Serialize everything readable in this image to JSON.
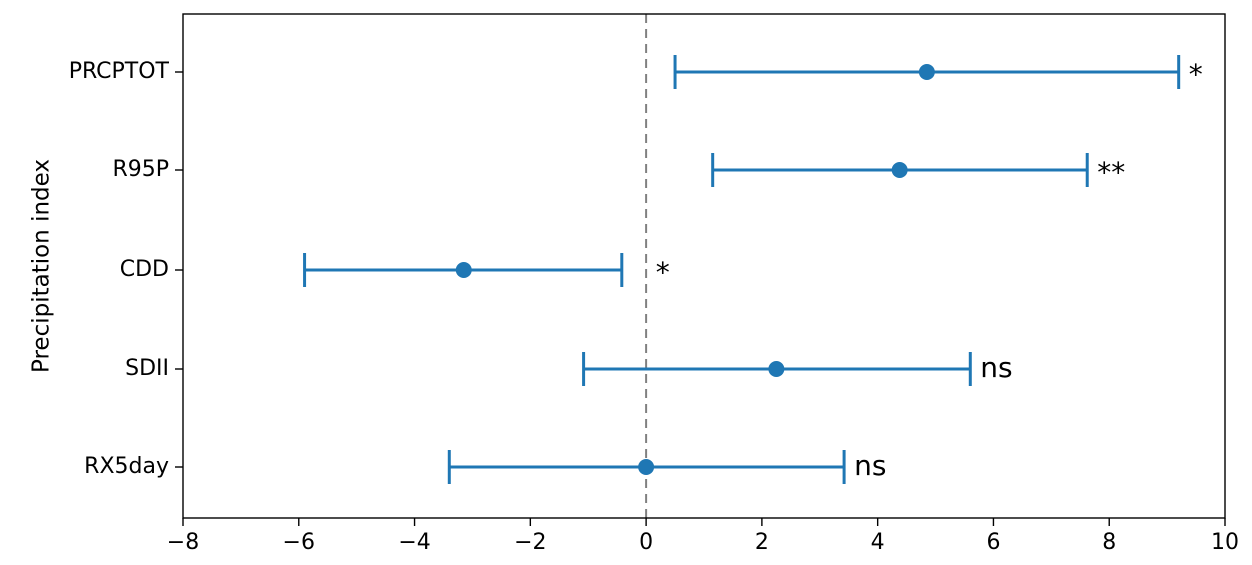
{
  "chart_data": {
    "type": "errorbar",
    "ylabel": "Precipitation index",
    "xlabel": "",
    "xlim": [
      -8,
      10
    ],
    "xticks": [
      -8,
      -6,
      -4,
      -2,
      0,
      2,
      4,
      6,
      8,
      10
    ],
    "xtick_labels": [
      "−8",
      "−6",
      "−4",
      "−2",
      "0",
      "2",
      "4",
      "6",
      "8",
      "10"
    ],
    "reference_line": 0,
    "color": "#1f77b4",
    "grid": false,
    "categories": [
      "PRCPTOT",
      "R95P",
      "CDD",
      "SDII",
      "RX5day"
    ],
    "estimates": [
      4.85,
      4.38,
      -3.15,
      2.25,
      0.0
    ],
    "ci_low": [
      0.5,
      1.15,
      -5.9,
      -1.08,
      -3.4
    ],
    "ci_high": [
      9.2,
      7.62,
      -0.42,
      5.6,
      3.42
    ],
    "significance": [
      "*",
      "**",
      "*",
      "ns",
      "ns"
    ]
  }
}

- [Set task]:
Print each of the records above exactly as written, leaving no picture in the copy.

- [Result for this exercise]:
Serialize everything readable in this image to JSON.
{
  "chart_data": {
    "type": "errorbar",
    "ylabel": "Precipitation index",
    "xlabel": "",
    "xlim": [
      -8,
      10
    ],
    "xticks": [
      -8,
      -6,
      -4,
      -2,
      0,
      2,
      4,
      6,
      8,
      10
    ],
    "xtick_labels": [
      "−8",
      "−6",
      "−4",
      "−2",
      "0",
      "2",
      "4",
      "6",
      "8",
      "10"
    ],
    "reference_line": 0,
    "color": "#1f77b4",
    "grid": false,
    "categories": [
      "PRCPTOT",
      "R95P",
      "CDD",
      "SDII",
      "RX5day"
    ],
    "estimates": [
      4.85,
      4.38,
      -3.15,
      2.25,
      0.0
    ],
    "ci_low": [
      0.5,
      1.15,
      -5.9,
      -1.08,
      -3.4
    ],
    "ci_high": [
      9.2,
      7.62,
      -0.42,
      5.6,
      3.42
    ],
    "significance": [
      "*",
      "**",
      "*",
      "ns",
      "ns"
    ]
  }
}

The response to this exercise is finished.